Each line of the material below should be reproduced exactly.

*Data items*
########

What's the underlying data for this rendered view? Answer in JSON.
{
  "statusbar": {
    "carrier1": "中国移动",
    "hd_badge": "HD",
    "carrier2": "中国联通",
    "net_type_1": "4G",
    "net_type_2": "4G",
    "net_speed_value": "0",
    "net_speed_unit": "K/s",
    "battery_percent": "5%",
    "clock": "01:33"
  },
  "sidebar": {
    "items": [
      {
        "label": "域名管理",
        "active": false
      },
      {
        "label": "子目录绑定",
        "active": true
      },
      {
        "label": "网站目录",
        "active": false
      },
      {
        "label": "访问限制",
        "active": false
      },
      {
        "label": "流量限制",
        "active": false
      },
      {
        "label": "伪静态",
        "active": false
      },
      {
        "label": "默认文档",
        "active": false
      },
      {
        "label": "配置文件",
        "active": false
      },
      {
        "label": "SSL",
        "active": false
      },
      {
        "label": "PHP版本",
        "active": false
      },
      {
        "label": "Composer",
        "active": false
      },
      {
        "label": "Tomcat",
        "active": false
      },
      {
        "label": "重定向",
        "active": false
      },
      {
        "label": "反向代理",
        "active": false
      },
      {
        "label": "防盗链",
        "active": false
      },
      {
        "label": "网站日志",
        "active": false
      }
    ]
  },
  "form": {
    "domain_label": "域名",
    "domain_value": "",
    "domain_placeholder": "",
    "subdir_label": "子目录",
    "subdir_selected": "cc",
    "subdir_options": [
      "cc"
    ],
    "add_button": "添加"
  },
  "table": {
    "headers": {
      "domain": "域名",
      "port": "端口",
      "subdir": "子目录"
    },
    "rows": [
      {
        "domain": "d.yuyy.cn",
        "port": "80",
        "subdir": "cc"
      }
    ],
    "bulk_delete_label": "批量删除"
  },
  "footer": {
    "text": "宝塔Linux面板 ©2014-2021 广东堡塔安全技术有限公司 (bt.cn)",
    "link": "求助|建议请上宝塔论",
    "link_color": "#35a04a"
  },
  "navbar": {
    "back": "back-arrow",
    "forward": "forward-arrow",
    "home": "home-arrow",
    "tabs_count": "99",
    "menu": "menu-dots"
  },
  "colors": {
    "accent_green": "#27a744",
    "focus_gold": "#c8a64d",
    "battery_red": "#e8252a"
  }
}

########

*FINAL RESULT*
What's the underlying data for this rendered view? Answer in JSON.
{
  "statusbar": {
    "carrier1": "中国移动",
    "hd_badge": "HD",
    "carrier2": "中国联通",
    "net_type_1": "4G",
    "net_type_2": "4G",
    "net_speed_value": "0",
    "net_speed_unit": "K/s",
    "battery_percent": "5%",
    "clock": "01:33"
  },
  "sidebar": {
    "items": [
      {
        "label": "域名管理",
        "active": false
      },
      {
        "label": "子目录绑定",
        "active": true
      },
      {
        "label": "网站目录",
        "active": false
      },
      {
        "label": "访问限制",
        "active": false
      },
      {
        "label": "流量限制",
        "active": false
      },
      {
        "label": "伪静态",
        "active": false
      },
      {
        "label": "默认文档",
        "active": false
      },
      {
        "label": "配置文件",
        "active": false
      },
      {
        "label": "SSL",
        "active": false
      },
      {
        "label": "PHP版本",
        "active": false
      },
      {
        "label": "Composer",
        "active": false
      },
      {
        "label": "Tomcat",
        "active": false
      },
      {
        "label": "重定向",
        "active": false
      },
      {
        "label": "反向代理",
        "active": false
      },
      {
        "label": "防盗链",
        "active": false
      },
      {
        "label": "网站日志",
        "active": false
      }
    ]
  },
  "form": {
    "domain_label": "域名",
    "domain_value": "",
    "domain_placeholder": "",
    "subdir_label": "子目录",
    "subdir_selected": "cc",
    "subdir_options": [
      "cc"
    ],
    "add_button": "添加"
  },
  "table": {
    "headers": {
      "domain": "域名",
      "port": "端口",
      "subdir": "子目录"
    },
    "rows": [
      {
        "domain": "d.yuyy.cn",
        "port": "80",
        "subdir": "cc"
      }
    ],
    "bulk_delete_label": "批量删除"
  },
  "footer": {
    "text": "宝塔Linux面板 ©2014-2021 广东堡塔安全技术有限公司 (bt.cn)",
    "link": "求助|建议请上宝塔论",
    "link_color": "#35a04a"
  },
  "navbar": {
    "back": "back-arrow",
    "forward": "forward-arrow",
    "home": "home-arrow",
    "tabs_count": "99",
    "menu": "menu-dots"
  },
  "colors": {
    "accent_green": "#27a744",
    "focus_gold": "#c8a64d",
    "battery_red": "#e8252a"
  }
}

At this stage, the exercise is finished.